- **RAW RECORDS**
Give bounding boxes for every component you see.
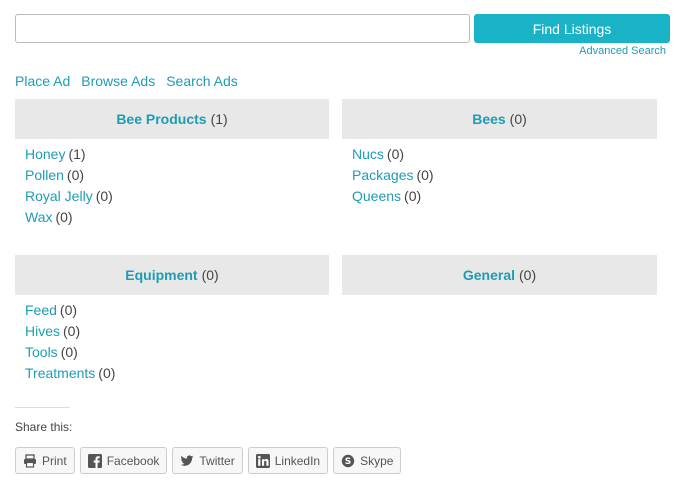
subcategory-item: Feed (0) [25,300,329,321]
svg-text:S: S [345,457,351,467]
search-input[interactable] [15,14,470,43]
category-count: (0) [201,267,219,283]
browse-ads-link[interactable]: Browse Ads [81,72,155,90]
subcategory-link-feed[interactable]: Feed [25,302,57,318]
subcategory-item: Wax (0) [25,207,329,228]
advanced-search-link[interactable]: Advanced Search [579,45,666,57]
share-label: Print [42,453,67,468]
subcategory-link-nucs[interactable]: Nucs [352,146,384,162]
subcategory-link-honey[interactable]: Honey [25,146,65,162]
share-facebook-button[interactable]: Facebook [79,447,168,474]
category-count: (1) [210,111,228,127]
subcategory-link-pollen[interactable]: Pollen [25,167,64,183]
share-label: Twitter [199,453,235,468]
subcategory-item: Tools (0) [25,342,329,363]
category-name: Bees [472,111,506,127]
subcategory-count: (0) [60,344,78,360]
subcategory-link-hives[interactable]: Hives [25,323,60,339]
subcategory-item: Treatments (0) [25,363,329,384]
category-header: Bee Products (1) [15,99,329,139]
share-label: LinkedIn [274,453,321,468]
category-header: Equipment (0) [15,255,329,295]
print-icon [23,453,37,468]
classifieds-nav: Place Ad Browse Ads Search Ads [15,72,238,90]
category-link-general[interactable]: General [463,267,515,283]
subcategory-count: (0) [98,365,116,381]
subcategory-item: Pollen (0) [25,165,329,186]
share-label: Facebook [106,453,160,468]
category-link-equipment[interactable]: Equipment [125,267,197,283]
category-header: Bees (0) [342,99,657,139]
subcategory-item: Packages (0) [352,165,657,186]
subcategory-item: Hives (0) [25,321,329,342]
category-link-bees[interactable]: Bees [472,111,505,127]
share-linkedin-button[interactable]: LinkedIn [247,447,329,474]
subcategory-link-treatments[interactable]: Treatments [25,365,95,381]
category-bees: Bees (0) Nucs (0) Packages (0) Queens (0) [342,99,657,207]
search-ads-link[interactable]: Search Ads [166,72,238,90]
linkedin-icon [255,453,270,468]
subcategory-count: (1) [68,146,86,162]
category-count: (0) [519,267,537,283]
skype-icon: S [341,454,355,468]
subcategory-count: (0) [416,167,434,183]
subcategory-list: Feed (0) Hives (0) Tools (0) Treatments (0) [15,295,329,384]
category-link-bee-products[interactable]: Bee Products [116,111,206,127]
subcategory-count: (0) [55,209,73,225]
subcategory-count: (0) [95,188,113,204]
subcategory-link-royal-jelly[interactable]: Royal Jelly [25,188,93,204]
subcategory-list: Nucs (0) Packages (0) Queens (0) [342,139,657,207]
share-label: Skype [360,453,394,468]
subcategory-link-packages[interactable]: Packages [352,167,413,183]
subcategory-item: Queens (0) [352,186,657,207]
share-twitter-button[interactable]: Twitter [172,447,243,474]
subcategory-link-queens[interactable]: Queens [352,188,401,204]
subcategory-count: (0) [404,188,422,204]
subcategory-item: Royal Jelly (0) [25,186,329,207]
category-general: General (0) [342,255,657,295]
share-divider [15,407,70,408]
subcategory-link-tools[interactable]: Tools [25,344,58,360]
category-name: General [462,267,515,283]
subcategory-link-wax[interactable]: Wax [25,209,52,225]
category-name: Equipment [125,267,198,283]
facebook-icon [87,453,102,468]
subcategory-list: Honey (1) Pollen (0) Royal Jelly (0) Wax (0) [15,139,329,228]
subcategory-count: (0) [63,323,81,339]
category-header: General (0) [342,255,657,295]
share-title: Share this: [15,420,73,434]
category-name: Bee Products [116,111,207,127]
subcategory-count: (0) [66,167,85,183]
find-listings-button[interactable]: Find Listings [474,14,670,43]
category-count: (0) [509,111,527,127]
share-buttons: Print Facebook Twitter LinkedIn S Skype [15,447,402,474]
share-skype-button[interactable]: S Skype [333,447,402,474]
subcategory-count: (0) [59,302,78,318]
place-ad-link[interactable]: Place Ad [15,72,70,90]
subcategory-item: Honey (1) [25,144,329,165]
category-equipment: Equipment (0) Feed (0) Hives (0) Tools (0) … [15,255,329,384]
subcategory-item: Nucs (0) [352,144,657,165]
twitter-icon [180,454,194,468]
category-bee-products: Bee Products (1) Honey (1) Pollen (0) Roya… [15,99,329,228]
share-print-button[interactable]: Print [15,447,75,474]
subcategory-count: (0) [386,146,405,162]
* * *
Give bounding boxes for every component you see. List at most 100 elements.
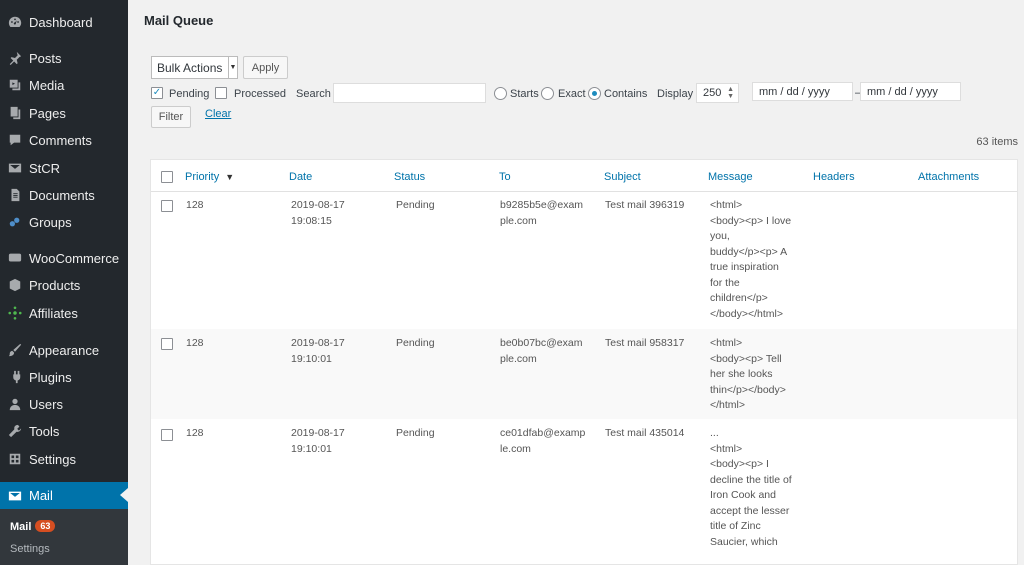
* * *
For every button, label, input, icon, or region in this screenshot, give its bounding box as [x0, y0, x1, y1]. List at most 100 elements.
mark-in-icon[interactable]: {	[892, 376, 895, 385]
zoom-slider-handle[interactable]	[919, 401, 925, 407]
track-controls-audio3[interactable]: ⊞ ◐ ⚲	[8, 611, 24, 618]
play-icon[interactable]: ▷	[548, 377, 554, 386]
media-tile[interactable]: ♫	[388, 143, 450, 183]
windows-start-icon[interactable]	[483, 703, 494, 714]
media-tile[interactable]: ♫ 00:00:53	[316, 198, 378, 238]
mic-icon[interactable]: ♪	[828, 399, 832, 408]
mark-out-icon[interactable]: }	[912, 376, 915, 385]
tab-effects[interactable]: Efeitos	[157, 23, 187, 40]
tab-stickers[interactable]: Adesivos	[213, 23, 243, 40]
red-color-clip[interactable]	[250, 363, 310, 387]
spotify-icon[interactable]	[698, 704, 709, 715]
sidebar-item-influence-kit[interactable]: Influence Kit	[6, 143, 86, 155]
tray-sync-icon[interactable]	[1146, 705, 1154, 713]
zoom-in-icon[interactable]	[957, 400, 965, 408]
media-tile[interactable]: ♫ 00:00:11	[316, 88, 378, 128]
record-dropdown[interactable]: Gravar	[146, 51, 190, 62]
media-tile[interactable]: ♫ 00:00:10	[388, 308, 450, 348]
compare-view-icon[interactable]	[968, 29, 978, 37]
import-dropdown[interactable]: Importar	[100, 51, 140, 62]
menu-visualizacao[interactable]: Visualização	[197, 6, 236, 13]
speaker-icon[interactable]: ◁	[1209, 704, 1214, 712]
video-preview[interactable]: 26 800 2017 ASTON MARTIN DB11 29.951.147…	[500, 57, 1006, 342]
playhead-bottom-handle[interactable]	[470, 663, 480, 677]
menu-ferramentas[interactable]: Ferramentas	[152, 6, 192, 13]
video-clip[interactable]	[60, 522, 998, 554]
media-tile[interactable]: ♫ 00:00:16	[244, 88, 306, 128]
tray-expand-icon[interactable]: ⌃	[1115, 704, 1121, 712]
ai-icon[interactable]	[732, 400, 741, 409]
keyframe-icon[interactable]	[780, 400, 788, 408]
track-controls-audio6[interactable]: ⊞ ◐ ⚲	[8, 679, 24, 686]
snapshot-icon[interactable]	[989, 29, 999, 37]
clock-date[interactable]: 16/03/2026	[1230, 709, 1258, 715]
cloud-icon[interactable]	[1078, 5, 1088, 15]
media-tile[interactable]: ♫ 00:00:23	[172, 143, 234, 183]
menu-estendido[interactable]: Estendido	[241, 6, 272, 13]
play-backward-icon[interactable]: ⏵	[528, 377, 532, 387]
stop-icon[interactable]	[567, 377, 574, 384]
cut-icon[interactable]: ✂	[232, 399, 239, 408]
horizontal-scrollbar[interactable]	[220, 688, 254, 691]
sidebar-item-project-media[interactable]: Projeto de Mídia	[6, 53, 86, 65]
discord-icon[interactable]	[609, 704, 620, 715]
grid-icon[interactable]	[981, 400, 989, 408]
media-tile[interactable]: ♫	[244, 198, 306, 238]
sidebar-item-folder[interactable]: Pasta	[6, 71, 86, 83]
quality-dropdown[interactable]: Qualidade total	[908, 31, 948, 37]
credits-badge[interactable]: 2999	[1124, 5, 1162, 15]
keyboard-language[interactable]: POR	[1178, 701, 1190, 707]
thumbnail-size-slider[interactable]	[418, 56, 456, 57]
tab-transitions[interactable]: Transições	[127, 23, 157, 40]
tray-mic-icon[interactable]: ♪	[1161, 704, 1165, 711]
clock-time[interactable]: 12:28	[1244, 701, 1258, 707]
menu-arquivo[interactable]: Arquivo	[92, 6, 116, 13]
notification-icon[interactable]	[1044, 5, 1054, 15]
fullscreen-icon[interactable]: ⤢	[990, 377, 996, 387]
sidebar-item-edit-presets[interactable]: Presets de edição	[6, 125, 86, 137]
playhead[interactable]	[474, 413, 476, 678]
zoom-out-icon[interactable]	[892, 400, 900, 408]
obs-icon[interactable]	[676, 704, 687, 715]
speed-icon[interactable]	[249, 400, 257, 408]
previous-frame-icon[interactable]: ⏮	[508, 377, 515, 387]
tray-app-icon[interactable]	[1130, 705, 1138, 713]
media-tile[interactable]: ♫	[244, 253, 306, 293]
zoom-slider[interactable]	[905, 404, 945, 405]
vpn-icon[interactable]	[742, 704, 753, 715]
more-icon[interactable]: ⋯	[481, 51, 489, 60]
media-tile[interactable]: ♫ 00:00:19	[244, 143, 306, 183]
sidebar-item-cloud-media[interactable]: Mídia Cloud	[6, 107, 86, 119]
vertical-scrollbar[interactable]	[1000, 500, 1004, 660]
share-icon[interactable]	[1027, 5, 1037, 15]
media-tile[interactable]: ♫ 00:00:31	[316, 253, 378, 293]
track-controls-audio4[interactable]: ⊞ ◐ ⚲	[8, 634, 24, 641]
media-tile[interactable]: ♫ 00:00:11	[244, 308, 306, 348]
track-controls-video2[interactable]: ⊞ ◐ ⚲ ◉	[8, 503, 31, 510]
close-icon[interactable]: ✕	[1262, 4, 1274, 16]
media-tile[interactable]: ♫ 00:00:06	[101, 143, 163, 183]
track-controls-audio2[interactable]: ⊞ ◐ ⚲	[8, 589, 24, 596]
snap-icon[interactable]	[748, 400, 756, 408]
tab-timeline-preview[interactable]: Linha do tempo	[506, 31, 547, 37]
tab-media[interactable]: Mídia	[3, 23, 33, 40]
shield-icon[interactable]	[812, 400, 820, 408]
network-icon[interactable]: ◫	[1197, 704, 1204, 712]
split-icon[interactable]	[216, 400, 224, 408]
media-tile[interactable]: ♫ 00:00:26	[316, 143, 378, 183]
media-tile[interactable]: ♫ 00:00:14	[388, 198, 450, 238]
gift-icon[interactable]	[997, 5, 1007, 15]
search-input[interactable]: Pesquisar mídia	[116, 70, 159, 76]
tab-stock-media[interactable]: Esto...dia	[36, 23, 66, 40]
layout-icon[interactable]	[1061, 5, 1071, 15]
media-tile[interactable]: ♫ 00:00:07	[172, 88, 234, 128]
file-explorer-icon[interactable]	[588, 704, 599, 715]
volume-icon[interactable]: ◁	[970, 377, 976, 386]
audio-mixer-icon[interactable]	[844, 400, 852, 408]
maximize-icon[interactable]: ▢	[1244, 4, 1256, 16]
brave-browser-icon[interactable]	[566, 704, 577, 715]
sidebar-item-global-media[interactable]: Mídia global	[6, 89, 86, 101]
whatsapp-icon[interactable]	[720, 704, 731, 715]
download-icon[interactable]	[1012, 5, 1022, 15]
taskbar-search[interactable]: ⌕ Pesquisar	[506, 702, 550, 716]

- **EXERCISE GOAL**
Copy the lines from the one containing "For every button, label, input, icon, or" through the one containing "143, 450, 183]", character for character, with both of those lines included.

- **RESPONSE TO THE TASK**
For every button, label, input, icon, or region in this screenshot, give its bounding box as [x0, y0, x1, y1]. List at most 100 elements.
mark-in-icon[interactable]: {	[892, 376, 895, 385]
zoom-slider-handle[interactable]	[919, 401, 925, 407]
track-controls-audio3[interactable]: ⊞ ◐ ⚲	[8, 611, 24, 618]
play-icon[interactable]: ▷	[548, 377, 554, 386]
media-tile[interactable]: ♫	[388, 143, 450, 183]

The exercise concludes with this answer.